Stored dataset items
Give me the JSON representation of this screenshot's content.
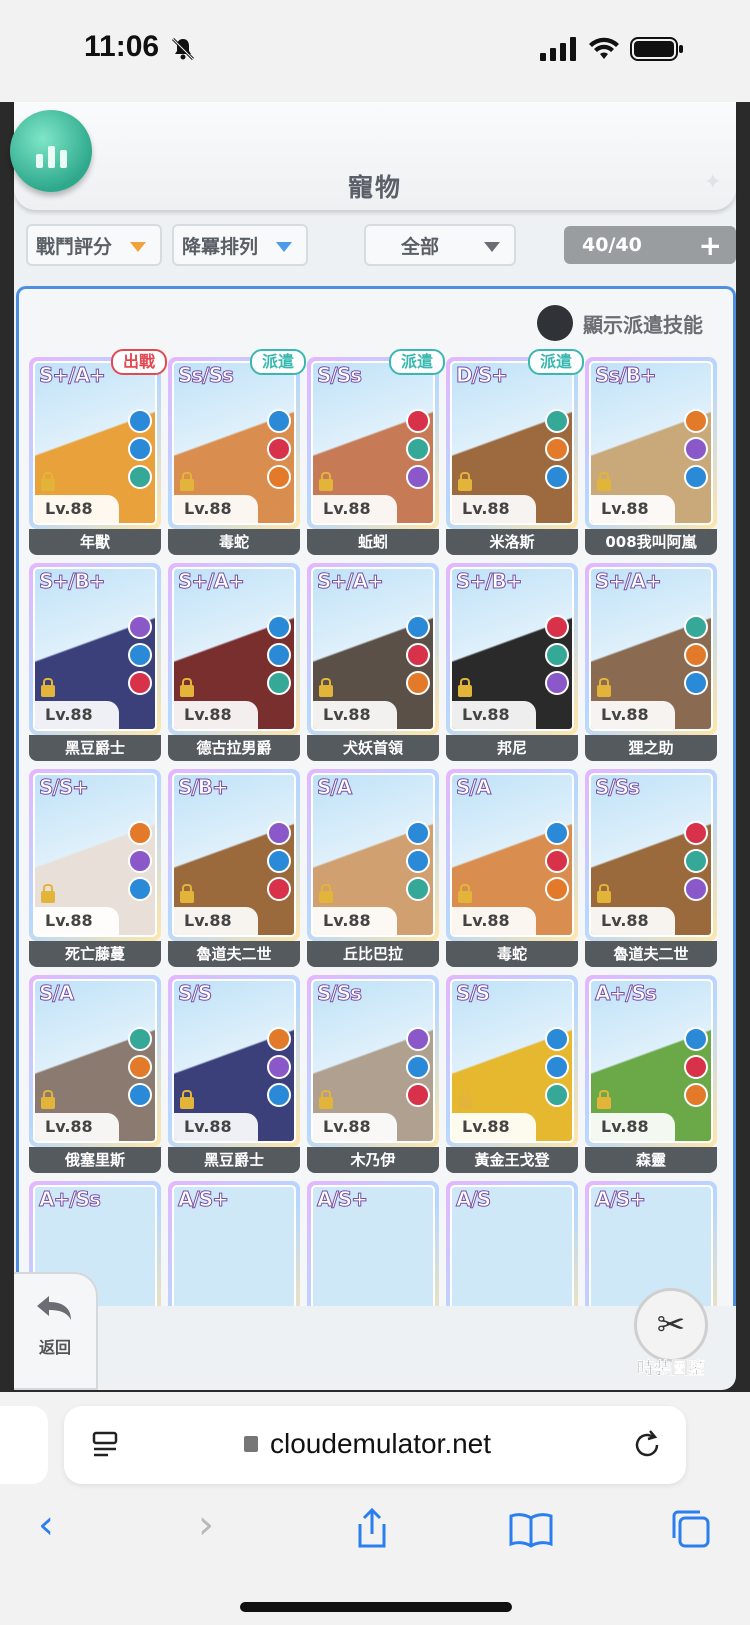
{
  "status": {
    "time": "11:06"
  },
  "header": {
    "title": "寵物"
  },
  "filters": {
    "sort_score": "戰鬥評分",
    "sort_order": "降冪排列",
    "category": "全部",
    "count": "40/40"
  },
  "toggle_label": "顯示派遣技能",
  "pets": [
    {
      "rank": "S+/A+",
      "name": "年獸",
      "level": "Lv.88",
      "tag": "出戰"
    },
    {
      "rank": "Ss/Ss",
      "name": "毒蛇",
      "level": "Lv.88",
      "tag": "派遣"
    },
    {
      "rank": "S/Ss",
      "name": "蚯蚓",
      "level": "Lv.88",
      "tag": "派遣"
    },
    {
      "rank": "D/S+",
      "name": "米洛斯",
      "level": "Lv.88",
      "tag": "派遣"
    },
    {
      "rank": "Ss/B+",
      "name": "008我叫阿嵐",
      "level": "Lv.88",
      "tag": ""
    },
    {
      "rank": "S+/B+",
      "name": "黑豆爵士",
      "level": "Lv.88",
      "tag": ""
    },
    {
      "rank": "S+/A+",
      "name": "德古拉男爵",
      "level": "Lv.88",
      "tag": ""
    },
    {
      "rank": "S+/A+",
      "name": "犬妖首領",
      "level": "Lv.88",
      "tag": ""
    },
    {
      "rank": "S+/B+",
      "name": "邦尼",
      "level": "Lv.88",
      "tag": ""
    },
    {
      "rank": "S+/A+",
      "name": "狸之助",
      "level": "Lv.88",
      "tag": ""
    },
    {
      "rank": "S/S+",
      "name": "死亡藤蔓",
      "level": "Lv.88",
      "tag": ""
    },
    {
      "rank": "S/B+",
      "name": "魯道夫二世",
      "level": "Lv.88",
      "tag": ""
    },
    {
      "rank": "S/A",
      "name": "丘比巴拉",
      "level": "Lv.88",
      "tag": ""
    },
    {
      "rank": "S/A",
      "name": "毒蛇",
      "level": "Lv.88",
      "tag": ""
    },
    {
      "rank": "S/Ss",
      "name": "魯道夫二世",
      "level": "Lv.88",
      "tag": ""
    },
    {
      "rank": "S/A",
      "name": "俄塞里斯",
      "level": "Lv.88",
      "tag": ""
    },
    {
      "rank": "S/S",
      "name": "黑豆爵士",
      "level": "Lv.88",
      "tag": ""
    },
    {
      "rank": "S/Ss",
      "name": "木乃伊",
      "level": "Lv.88",
      "tag": ""
    },
    {
      "rank": "S/S",
      "name": "黃金王戈登",
      "level": "Lv.88",
      "tag": ""
    },
    {
      "rank": "A+/Ss",
      "name": "森靈",
      "level": "Lv.88",
      "tag": ""
    }
  ],
  "partial_ranks": [
    "A+/Ss",
    "A/S+",
    "A/S+",
    "A/S",
    "A/S+"
  ],
  "bottom": {
    "back_label": "返回",
    "costume_label": "時裝圖鑒"
  },
  "browser": {
    "url": "cloudemulator.net"
  },
  "colors": {
    "accent_blue": "#4f8fe0",
    "battle_red": "#e24a52",
    "dispatch_teal": "#38b8b0",
    "orb_green": "#2fa98c"
  }
}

What to do
Each entry shown above must be quoted exactly, with its pictures left out.

Result below
Give me the JSON representation of this screenshot's content.
{
  "status": {
    "time": "11:06"
  },
  "header": {
    "title": "寵物"
  },
  "filters": {
    "sort_score": "戰鬥評分",
    "sort_order": "降冪排列",
    "category": "全部",
    "count": "40/40"
  },
  "toggle_label": "顯示派遣技能",
  "pets": [
    {
      "rank": "S+/A+",
      "name": "年獸",
      "level": "Lv.88",
      "tag": "出戰"
    },
    {
      "rank": "Ss/Ss",
      "name": "毒蛇",
      "level": "Lv.88",
      "tag": "派遣"
    },
    {
      "rank": "S/Ss",
      "name": "蚯蚓",
      "level": "Lv.88",
      "tag": "派遣"
    },
    {
      "rank": "D/S+",
      "name": "米洛斯",
      "level": "Lv.88",
      "tag": "派遣"
    },
    {
      "rank": "Ss/B+",
      "name": "008我叫阿嵐",
      "level": "Lv.88",
      "tag": ""
    },
    {
      "rank": "S+/B+",
      "name": "黑豆爵士",
      "level": "Lv.88",
      "tag": ""
    },
    {
      "rank": "S+/A+",
      "name": "德古拉男爵",
      "level": "Lv.88",
      "tag": ""
    },
    {
      "rank": "S+/A+",
      "name": "犬妖首領",
      "level": "Lv.88",
      "tag": ""
    },
    {
      "rank": "S+/B+",
      "name": "邦尼",
      "level": "Lv.88",
      "tag": ""
    },
    {
      "rank": "S+/A+",
      "name": "狸之助",
      "level": "Lv.88",
      "tag": ""
    },
    {
      "rank": "S/S+",
      "name": "死亡藤蔓",
      "level": "Lv.88",
      "tag": ""
    },
    {
      "rank": "S/B+",
      "name": "魯道夫二世",
      "level": "Lv.88",
      "tag": ""
    },
    {
      "rank": "S/A",
      "name": "丘比巴拉",
      "level": "Lv.88",
      "tag": ""
    },
    {
      "rank": "S/A",
      "name": "毒蛇",
      "level": "Lv.88",
      "tag": ""
    },
    {
      "rank": "S/Ss",
      "name": "魯道夫二世",
      "level": "Lv.88",
      "tag": ""
    },
    {
      "rank": "S/A",
      "name": "俄塞里斯",
      "level": "Lv.88",
      "tag": ""
    },
    {
      "rank": "S/S",
      "name": "黑豆爵士",
      "level": "Lv.88",
      "tag": ""
    },
    {
      "rank": "S/Ss",
      "name": "木乃伊",
      "level": "Lv.88",
      "tag": ""
    },
    {
      "rank": "S/S",
      "name": "黃金王戈登",
      "level": "Lv.88",
      "tag": ""
    },
    {
      "rank": "A+/Ss",
      "name": "森靈",
      "level": "Lv.88",
      "tag": ""
    }
  ],
  "partial_ranks": [
    "A+/Ss",
    "A/S+",
    "A/S+",
    "A/S",
    "A/S+"
  ],
  "bottom": {
    "back_label": "返回",
    "costume_label": "時裝圖鑒"
  },
  "browser": {
    "url": "cloudemulator.net"
  },
  "colors": {
    "accent_blue": "#4f8fe0",
    "battle_red": "#e24a52",
    "dispatch_teal": "#38b8b0",
    "orb_green": "#2fa98c"
  }
}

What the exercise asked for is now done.